**Task instructions**
Read the records and write them out again exactly.

* * *

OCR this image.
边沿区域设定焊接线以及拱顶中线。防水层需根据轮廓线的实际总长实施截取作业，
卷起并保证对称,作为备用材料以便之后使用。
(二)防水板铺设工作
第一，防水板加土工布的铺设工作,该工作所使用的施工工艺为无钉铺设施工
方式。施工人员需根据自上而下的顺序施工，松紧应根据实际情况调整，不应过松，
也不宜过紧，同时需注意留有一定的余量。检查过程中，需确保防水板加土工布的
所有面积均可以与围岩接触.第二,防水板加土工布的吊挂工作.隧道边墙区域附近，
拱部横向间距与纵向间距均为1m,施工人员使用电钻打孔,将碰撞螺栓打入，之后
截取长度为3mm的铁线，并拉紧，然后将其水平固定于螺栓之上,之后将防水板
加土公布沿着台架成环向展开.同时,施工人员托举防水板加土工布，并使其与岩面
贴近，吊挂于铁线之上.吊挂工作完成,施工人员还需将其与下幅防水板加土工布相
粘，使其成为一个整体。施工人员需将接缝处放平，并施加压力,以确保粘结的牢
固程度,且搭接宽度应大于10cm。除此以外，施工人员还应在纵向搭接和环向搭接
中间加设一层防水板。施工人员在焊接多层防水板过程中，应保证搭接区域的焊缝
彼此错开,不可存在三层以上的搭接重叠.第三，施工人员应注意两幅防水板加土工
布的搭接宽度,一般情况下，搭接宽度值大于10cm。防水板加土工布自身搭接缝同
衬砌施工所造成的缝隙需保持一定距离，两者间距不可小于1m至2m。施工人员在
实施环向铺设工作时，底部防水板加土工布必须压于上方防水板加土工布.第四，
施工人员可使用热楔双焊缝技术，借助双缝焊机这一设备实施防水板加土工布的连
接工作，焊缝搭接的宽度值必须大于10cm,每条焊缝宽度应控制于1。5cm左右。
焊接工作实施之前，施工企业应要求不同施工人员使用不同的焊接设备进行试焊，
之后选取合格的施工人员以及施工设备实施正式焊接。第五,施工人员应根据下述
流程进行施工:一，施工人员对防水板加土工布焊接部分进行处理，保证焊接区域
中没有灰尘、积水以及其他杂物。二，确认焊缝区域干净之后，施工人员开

* * *

**Result for this exercise**
OCR this image.
边沿区域设定焊接线以及拱顶中线。防水层需根据轮廓线的实际总长实施截取作业，
卷起并保证对称,作为备用材料以便之后使用。
(二)防水板铺设工作
第一，防水板加土工布的铺设工作,该工作所使用的施工工艺为无钉铺设施工
方式。施工人员需根据自上而下的顺序施工，松紧应根据实际情况调整，不应过松，
也不宜过紧，同时需注意留有一定的余量。检查过程中，需确保防水板加土工布的
所有面积均可以与围岩接触.第二,防水板加土工布的吊挂工作.隧道边墙区域附近，
拱部横向间距与纵向间距均为1m,施工人员使用电钻打孔,将碰撞螺栓打入，之后
截取长度为3mm的铁线，并拉紧，然后将其水平固定于螺栓之上,之后将防水板
加土公布沿着台架成环向展开.同时,施工人员托举防水板加土工布，并使其与岩面
贴近，吊挂于铁线之上.吊挂工作完成,施工人员还需将其与下幅防水板加土工布相
粘，使其成为一个整体。施工人员需将接缝处放平，并施加压力,以确保粘结的牢
固程度,且搭接宽度应大于10cm。除此以外，施工人员还应在纵向搭接和环向搭接
中间加设一层防水板。施工人员在焊接多层防水板过程中，应保证搭接区域的焊缝
彼此错开,不可存在三层以上的搭接重叠.第三，施工人员应注意两幅防水板加土工
布的搭接宽度,一般情况下，搭接宽度值大于10cm。防水板加土工布自身搭接缝同
衬砌施工所造成的缝隙需保持一定距离，两者间距不可小于1m至2m。施工人员在
实施环向铺设工作时，底部防水板加土工布必须压于上方防水板加土工布.第四，
施工人员可使用热楔双焊缝技术，借助双缝焊机这一设备实施防水板加土工布的连
接工作，焊缝搭接的宽度值必须大于10cm,每条焊缝宽度应控制于1。5cm左右。
焊接工作实施之前，施工企业应要求不同施工人员使用不同的焊接设备进行试焊，
之后选取合格的施工人员以及施工设备实施正式焊接。第五,施工人员应根据下述
流程进行施工:一，施工人员对防水板加土工布焊接部分进行处理，保证焊接区域
中没有灰尘、积水以及其他杂物。二，确认焊缝区域干净之后，施工人员开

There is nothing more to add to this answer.